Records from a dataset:
^^^^^^^^
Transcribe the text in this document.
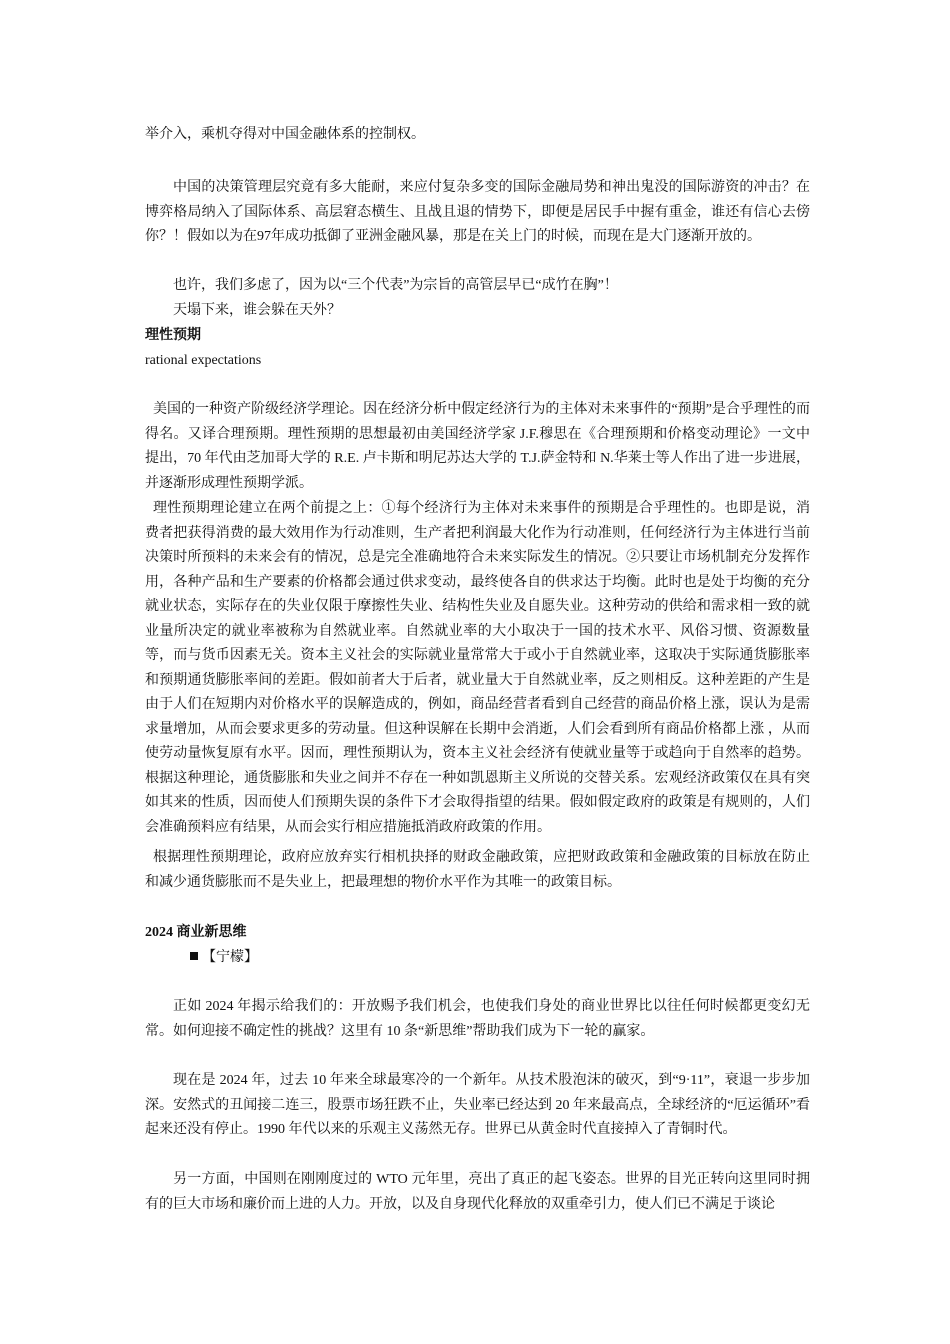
举介入，乘机夺得对中国金融体系的控制权。

中国的决策管理层究竟有多大能耐，来应付复杂多变的国际金融局势和神出鬼没的国际游资的冲击？在博弈格局纳入了国际体系、高层窘态横生、且战且退的情势下，即便是居民手中握有重金，谁还有信心去傍你？！假如以为在97年成功抵御了亚洲金融风暴，那是在关上门的时候，而现在是大门逐渐开放的。

也许，我们多虑了，因为以“三个代表”为宗旨的高管层早已“成竹在胸”！

天塌下来，谁会躲在天外？

理性预期

rational expectations

美国的一种资产阶级经济学理论。因在经济分析中假定经济行为的主体对未来事件的“预期”是合乎理性的而得名。又译合理预期。理性预期的思想最初由美国经济学家 J.F.穆思在《合理预期和价格变动理论》一文中提出，70 年代由芝加哥大学的 R.E. 卢卡斯和明尼苏达大学的 T.J.萨金特和 N.华莱士等人作出了进一步进展，并逐渐形成理性预期学派。

理性预期理论建立在两个前提之上：①每个经济行为主体对未来事件的预期是合乎理性的。也即是说，消费者把获得消费的最大效用作为行动准则，生产者把利润最大化作为行动准则，任何经济行为主体进行当前决策时所预料的未来会有的情况，总是完全准确地符合未来实际发生的情况。②只要让市场机制充分发挥作用，各种产品和生产要素的价格都会通过供求变动，最终使各自的供求达于均衡。此时也是处于均衡的充分就业状态，实际存在的失业仅限于摩擦性失业、结构性失业及自愿失业。这种劳动的供给和需求相一致的就业量所决定的就业率被称为自然就业率。自然就业率的大小取决于一国的技术水平、风俗习惯、资源数量等，而与货币因素无关。资本主义社会的实际就业量常常大于或小于自然就业率，这取决于实际通货膨胀率和预期通货膨胀率间的差距。假如前者大于后者，就业量大于自然就业率，反之则相反。这种差距的产生是由于人们在短期内对价格水平的误解造成的，例如，商品经营者看到自己经营的商品价格上涨，误认为是需求量增加，从而会要求更多的劳动量。但这种误解在长期中会消逝，人们会看到所有商品价格都上涨 ，从而使劳动量恢复原有水平。因而，理性预期认为，资本主义社会经济有使就业量等于或趋向于自然率的趋势。根据这种理论，通货膨胀和失业之间并不存在一种如凯恩斯主义所说的交替关系。宏观经济政策仅在具有突如其来的性质，因而使人们预期失误的条件下才会取得指望的结果。假如假定政府的政策是有规则的，人们会准确预料应有结果，从而会实行相应措施抵消政府政策的作用。

根据理性预期理论，政府应放弃实行相机抉择的财政金融政策，应把财政政策和金融政策的目标放在防止和减少通货膨胀而不是失业上，把最理想的物价水平作为其唯一的政策目标。

2024 商业新思维

【宁檬】

正如 2024 年揭示给我们的：开放赐予我们机会，也使我们身处的商业世界比以往任何时候都更变幻无常。如何迎接不确定性的挑战？这里有 10 条“新思维”帮助我们成为下一轮的赢家。

现在是 2024 年，过去 10 年来全球最寒冷的一个新年。从技术股泡沫的破灭，到“9·11”，衰退一步步加深。安然式的丑闻接二连三，股票市场狂跌不止，失业率已经达到 20 年来最高点，全球经济的“厄运循环”看起来还没有停止。1990 年代以来的乐观主义荡然无存。世界已从黄金时代直接掉入了青铜时代。

另一方面，中国则在刚刚度过的 WTO 元年里，亮出了真正的起飞姿态。世界的目光正转向这里同时拥有的巨大市场和廉价而上进的人力。开放，以及自身现代化释放的双重牵引力，使人们已不满足于谈论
^^^^^^^^
Reproduce each line word for word and drop the pictures.

Transcribe the text in this document.
举介入，乘机夺得对中国金融体系的控制权。

中国的决策管理层究竟有多大能耐，来应付复杂多变的国际金融局势和神出鬼没的国际游资的冲击？在博弈格局纳入了国际体系、高层窘态横生、且战且退的情势下，即便是居民手中握有重金，谁还有信心去傍你？！假如以为在97年成功抵御了亚洲金融风暴，那是在关上门的时候，而现在是大门逐渐开放的。

也许，我们多虑了，因为以“三个代表”为宗旨的高管层早已“成竹在胸”！

天塌下来，谁会躲在天外？

理性预期

rational expectations

美国的一种资产阶级经济学理论。因在经济分析中假定经济行为的主体对未来事件的“预期”是合乎理性的而得名。又译合理预期。理性预期的思想最初由美国经济学家 J.F.穆思在《合理预期和价格变动理论》一文中提出，70 年代由芝加哥大学的 R.E. 卢卡斯和明尼苏达大学的 T.J.萨金特和 N.华莱士等人作出了进一步进展，并逐渐形成理性预期学派。

理性预期理论建立在两个前提之上：①每个经济行为主体对未来事件的预期是合乎理性的。也即是说，消费者把获得消费的最大效用作为行动准则，生产者把利润最大化作为行动准则，任何经济行为主体进行当前决策时所预料的未来会有的情况，总是完全准确地符合未来实际发生的情况。②只要让市场机制充分发挥作用，各种产品和生产要素的价格都会通过供求变动，最终使各自的供求达于均衡。此时也是处于均衡的充分就业状态，实际存在的失业仅限于摩擦性失业、结构性失业及自愿失业。这种劳动的供给和需求相一致的就业量所决定的就业率被称为自然就业率。自然就业率的大小取决于一国的技术水平、风俗习惯、资源数量等，而与货币因素无关。资本主义社会的实际就业量常常大于或小于自然就业率，这取决于实际通货膨胀率和预期通货膨胀率间的差距。假如前者大于后者，就业量大于自然就业率，反之则相反。这种差距的产生是由于人们在短期内对价格水平的误解造成的，例如，商品经营者看到自己经营的商品价格上涨，误认为是需求量增加，从而会要求更多的劳动量。但这种误解在长期中会消逝，人们会看到所有商品价格都上涨 ，从而使劳动量恢复原有水平。因而，理性预期认为，资本主义社会经济有使就业量等于或趋向于自然率的趋势。根据这种理论，通货膨胀和失业之间并不存在一种如凯恩斯主义所说的交替关系。宏观经济政策仅在具有突如其来的性质，因而使人们预期失误的条件下才会取得指望的结果。假如假定政府的政策是有规则的，人们会准确预料应有结果，从而会实行相应措施抵消政府政策的作用。

根据理性预期理论，政府应放弃实行相机抉择的财政金融政策，应把财政政策和金融政策的目标放在防止和减少通货膨胀而不是失业上，把最理想的物价水平作为其唯一的政策目标。

2024 商业新思维

【宁檬】

正如 2024 年揭示给我们的：开放赐予我们机会，也使我们身处的商业世界比以往任何时候都更变幻无常。如何迎接不确定性的挑战？这里有 10 条“新思维”帮助我们成为下一轮的赢家。

现在是 2024 年，过去 10 年来全球最寒冷的一个新年。从技术股泡沫的破灭，到“9·11”，衰退一步步加深。安然式的丑闻接二连三，股票市场狂跌不止，失业率已经达到 20 年来最高点，全球经济的“厄运循环”看起来还没有停止。1990 年代以来的乐观主义荡然无存。世界已从黄金时代直接掉入了青铜时代。

另一方面，中国则在刚刚度过的 WTO 元年里，亮出了真正的起飞姿态。世界的目光正转向这里同时拥有的巨大市场和廉价而上进的人力。开放，以及自身现代化释放的双重牵引力，使人们已不满足于谈论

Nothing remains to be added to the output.